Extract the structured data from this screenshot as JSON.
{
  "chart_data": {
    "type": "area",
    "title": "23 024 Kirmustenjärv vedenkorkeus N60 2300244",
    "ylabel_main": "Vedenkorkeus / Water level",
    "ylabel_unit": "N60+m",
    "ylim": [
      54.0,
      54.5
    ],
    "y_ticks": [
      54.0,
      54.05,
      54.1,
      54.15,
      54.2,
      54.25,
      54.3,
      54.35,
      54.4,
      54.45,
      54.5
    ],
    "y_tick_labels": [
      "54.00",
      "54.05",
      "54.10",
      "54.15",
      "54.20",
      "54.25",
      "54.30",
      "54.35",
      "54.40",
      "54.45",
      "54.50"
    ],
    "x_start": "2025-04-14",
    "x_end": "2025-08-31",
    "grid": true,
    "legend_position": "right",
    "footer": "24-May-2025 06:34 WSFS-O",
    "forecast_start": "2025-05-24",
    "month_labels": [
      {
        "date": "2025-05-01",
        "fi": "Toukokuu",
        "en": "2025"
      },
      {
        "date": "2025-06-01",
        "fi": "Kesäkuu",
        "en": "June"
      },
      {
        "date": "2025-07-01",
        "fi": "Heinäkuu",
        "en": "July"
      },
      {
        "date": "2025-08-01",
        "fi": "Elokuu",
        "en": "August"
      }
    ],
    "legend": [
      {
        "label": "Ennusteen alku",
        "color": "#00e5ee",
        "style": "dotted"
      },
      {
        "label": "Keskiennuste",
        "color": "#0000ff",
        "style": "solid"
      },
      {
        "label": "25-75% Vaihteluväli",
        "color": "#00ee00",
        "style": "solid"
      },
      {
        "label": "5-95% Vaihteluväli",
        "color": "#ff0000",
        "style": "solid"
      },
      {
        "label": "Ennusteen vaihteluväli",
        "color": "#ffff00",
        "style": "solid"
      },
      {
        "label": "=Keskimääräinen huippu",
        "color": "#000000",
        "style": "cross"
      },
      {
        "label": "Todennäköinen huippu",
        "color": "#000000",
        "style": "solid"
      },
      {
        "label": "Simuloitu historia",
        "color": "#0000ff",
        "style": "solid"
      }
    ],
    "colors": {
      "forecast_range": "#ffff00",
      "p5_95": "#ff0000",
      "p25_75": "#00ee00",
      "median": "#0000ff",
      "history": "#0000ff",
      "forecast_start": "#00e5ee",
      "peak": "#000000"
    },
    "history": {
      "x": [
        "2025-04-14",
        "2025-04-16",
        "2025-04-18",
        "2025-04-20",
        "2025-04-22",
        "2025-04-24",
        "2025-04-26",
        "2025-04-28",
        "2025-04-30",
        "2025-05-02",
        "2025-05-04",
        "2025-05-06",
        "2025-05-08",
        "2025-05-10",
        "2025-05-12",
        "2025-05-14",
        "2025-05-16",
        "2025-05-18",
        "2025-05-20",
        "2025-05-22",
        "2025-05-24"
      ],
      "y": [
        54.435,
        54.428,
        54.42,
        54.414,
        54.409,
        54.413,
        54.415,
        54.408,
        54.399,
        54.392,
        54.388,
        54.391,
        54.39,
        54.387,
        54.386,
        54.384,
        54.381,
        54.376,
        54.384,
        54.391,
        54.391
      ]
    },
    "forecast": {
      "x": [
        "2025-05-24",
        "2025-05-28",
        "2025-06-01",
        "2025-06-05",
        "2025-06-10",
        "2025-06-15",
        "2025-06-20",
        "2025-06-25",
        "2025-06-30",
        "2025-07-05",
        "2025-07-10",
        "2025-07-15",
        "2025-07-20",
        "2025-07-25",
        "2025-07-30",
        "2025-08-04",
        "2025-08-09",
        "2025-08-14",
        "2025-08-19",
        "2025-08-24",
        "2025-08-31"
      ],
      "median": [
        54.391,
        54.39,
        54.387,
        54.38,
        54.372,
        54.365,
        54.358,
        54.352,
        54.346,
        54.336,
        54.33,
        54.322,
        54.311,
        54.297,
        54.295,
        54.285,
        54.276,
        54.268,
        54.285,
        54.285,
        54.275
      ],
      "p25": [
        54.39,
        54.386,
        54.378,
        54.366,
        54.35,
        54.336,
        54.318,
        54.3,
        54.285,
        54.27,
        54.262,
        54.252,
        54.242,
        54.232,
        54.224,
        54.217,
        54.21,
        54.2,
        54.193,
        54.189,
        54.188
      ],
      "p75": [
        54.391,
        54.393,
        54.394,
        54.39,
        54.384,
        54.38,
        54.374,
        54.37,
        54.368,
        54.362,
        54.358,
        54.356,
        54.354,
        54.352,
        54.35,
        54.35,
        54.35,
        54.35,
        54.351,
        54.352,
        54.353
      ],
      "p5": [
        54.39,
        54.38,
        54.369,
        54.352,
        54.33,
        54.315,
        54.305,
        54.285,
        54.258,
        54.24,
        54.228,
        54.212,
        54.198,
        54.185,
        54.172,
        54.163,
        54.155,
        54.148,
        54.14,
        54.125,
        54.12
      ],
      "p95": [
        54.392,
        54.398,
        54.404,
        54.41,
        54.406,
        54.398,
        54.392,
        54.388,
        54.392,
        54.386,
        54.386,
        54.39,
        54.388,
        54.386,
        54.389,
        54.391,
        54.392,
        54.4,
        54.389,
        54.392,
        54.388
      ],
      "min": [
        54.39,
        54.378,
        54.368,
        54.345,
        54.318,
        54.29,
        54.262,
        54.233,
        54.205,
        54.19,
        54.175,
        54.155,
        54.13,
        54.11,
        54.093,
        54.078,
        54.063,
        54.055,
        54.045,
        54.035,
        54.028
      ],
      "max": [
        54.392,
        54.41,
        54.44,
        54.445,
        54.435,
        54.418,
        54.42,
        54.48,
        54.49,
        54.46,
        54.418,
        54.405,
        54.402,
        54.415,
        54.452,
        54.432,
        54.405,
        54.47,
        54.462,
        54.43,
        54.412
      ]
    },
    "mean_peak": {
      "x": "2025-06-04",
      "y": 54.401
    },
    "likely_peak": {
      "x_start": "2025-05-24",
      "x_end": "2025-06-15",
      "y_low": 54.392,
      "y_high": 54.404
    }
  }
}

= = = =

■ **Given instruction**: Could you quote the material above in full, exactly as it stands?

■ **The solution**:
Extract the structured data from this screenshot as JSON.
{
  "chart_data": {
    "type": "area",
    "title": "23 024 Kirmustenjärv vedenkorkeus N60 2300244",
    "ylabel_main": "Vedenkorkeus / Water level",
    "ylabel_unit": "N60+m",
    "ylim": [
      54.0,
      54.5
    ],
    "y_ticks": [
      54.0,
      54.05,
      54.1,
      54.15,
      54.2,
      54.25,
      54.3,
      54.35,
      54.4,
      54.45,
      54.5
    ],
    "y_tick_labels": [
      "54.00",
      "54.05",
      "54.10",
      "54.15",
      "54.20",
      "54.25",
      "54.30",
      "54.35",
      "54.40",
      "54.45",
      "54.50"
    ],
    "x_start": "2025-04-14",
    "x_end": "2025-08-31",
    "grid": true,
    "legend_position": "right",
    "footer": "24-May-2025 06:34 WSFS-O",
    "forecast_start": "2025-05-24",
    "month_labels": [
      {
        "date": "2025-05-01",
        "fi": "Toukokuu",
        "en": "2025"
      },
      {
        "date": "2025-06-01",
        "fi": "Kesäkuu",
        "en": "June"
      },
      {
        "date": "2025-07-01",
        "fi": "Heinäkuu",
        "en": "July"
      },
      {
        "date": "2025-08-01",
        "fi": "Elokuu",
        "en": "August"
      }
    ],
    "legend": [
      {
        "label": "Ennusteen alku",
        "color": "#00e5ee",
        "style": "dotted"
      },
      {
        "label": "Keskiennuste",
        "color": "#0000ff",
        "style": "solid"
      },
      {
        "label": "25-75% Vaihteluväli",
        "color": "#00ee00",
        "style": "solid"
      },
      {
        "label": "5-95% Vaihteluväli",
        "color": "#ff0000",
        "style": "solid"
      },
      {
        "label": "Ennusteen vaihteluväli",
        "color": "#ffff00",
        "style": "solid"
      },
      {
        "label": "=Keskimääräinen huippu",
        "color": "#000000",
        "style": "cross"
      },
      {
        "label": "Todennäköinen huippu",
        "color": "#000000",
        "style": "solid"
      },
      {
        "label": "Simuloitu historia",
        "color": "#0000ff",
        "style": "solid"
      }
    ],
    "colors": {
      "forecast_range": "#ffff00",
      "p5_95": "#ff0000",
      "p25_75": "#00ee00",
      "median": "#0000ff",
      "history": "#0000ff",
      "forecast_start": "#00e5ee",
      "peak": "#000000"
    },
    "history": {
      "x": [
        "2025-04-14",
        "2025-04-16",
        "2025-04-18",
        "2025-04-20",
        "2025-04-22",
        "2025-04-24",
        "2025-04-26",
        "2025-04-28",
        "2025-04-30",
        "2025-05-02",
        "2025-05-04",
        "2025-05-06",
        "2025-05-08",
        "2025-05-10",
        "2025-05-12",
        "2025-05-14",
        "2025-05-16",
        "2025-05-18",
        "2025-05-20",
        "2025-05-22",
        "2025-05-24"
      ],
      "y": [
        54.435,
        54.428,
        54.42,
        54.414,
        54.409,
        54.413,
        54.415,
        54.408,
        54.399,
        54.392,
        54.388,
        54.391,
        54.39,
        54.387,
        54.386,
        54.384,
        54.381,
        54.376,
        54.384,
        54.391,
        54.391
      ]
    },
    "forecast": {
      "x": [
        "2025-05-24",
        "2025-05-28",
        "2025-06-01",
        "2025-06-05",
        "2025-06-10",
        "2025-06-15",
        "2025-06-20",
        "2025-06-25",
        "2025-06-30",
        "2025-07-05",
        "2025-07-10",
        "2025-07-15",
        "2025-07-20",
        "2025-07-25",
        "2025-07-30",
        "2025-08-04",
        "2025-08-09",
        "2025-08-14",
        "2025-08-19",
        "2025-08-24",
        "2025-08-31"
      ],
      "median": [
        54.391,
        54.39,
        54.387,
        54.38,
        54.372,
        54.365,
        54.358,
        54.352,
        54.346,
        54.336,
        54.33,
        54.322,
        54.311,
        54.297,
        54.295,
        54.285,
        54.276,
        54.268,
        54.285,
        54.285,
        54.275
      ],
      "p25": [
        54.39,
        54.386,
        54.378,
        54.366,
        54.35,
        54.336,
        54.318,
        54.3,
        54.285,
        54.27,
        54.262,
        54.252,
        54.242,
        54.232,
        54.224,
        54.217,
        54.21,
        54.2,
        54.193,
        54.189,
        54.188
      ],
      "p75": [
        54.391,
        54.393,
        54.394,
        54.39,
        54.384,
        54.38,
        54.374,
        54.37,
        54.368,
        54.362,
        54.358,
        54.356,
        54.354,
        54.352,
        54.35,
        54.35,
        54.35,
        54.35,
        54.351,
        54.352,
        54.353
      ],
      "p5": [
        54.39,
        54.38,
        54.369,
        54.352,
        54.33,
        54.315,
        54.305,
        54.285,
        54.258,
        54.24,
        54.228,
        54.212,
        54.198,
        54.185,
        54.172,
        54.163,
        54.155,
        54.148,
        54.14,
        54.125,
        54.12
      ],
      "p95": [
        54.392,
        54.398,
        54.404,
        54.41,
        54.406,
        54.398,
        54.392,
        54.388,
        54.392,
        54.386,
        54.386,
        54.39,
        54.388,
        54.386,
        54.389,
        54.391,
        54.392,
        54.4,
        54.389,
        54.392,
        54.388
      ],
      "min": [
        54.39,
        54.378,
        54.368,
        54.345,
        54.318,
        54.29,
        54.262,
        54.233,
        54.205,
        54.19,
        54.175,
        54.155,
        54.13,
        54.11,
        54.093,
        54.078,
        54.063,
        54.055,
        54.045,
        54.035,
        54.028
      ],
      "max": [
        54.392,
        54.41,
        54.44,
        54.445,
        54.435,
        54.418,
        54.42,
        54.48,
        54.49,
        54.46,
        54.418,
        54.405,
        54.402,
        54.415,
        54.452,
        54.432,
        54.405,
        54.47,
        54.462,
        54.43,
        54.412
      ]
    },
    "mean_peak": {
      "x": "2025-06-04",
      "y": 54.401
    },
    "likely_peak": {
      "x_start": "2025-05-24",
      "x_end": "2025-06-15",
      "y_low": 54.392,
      "y_high": 54.404
    }
  }
}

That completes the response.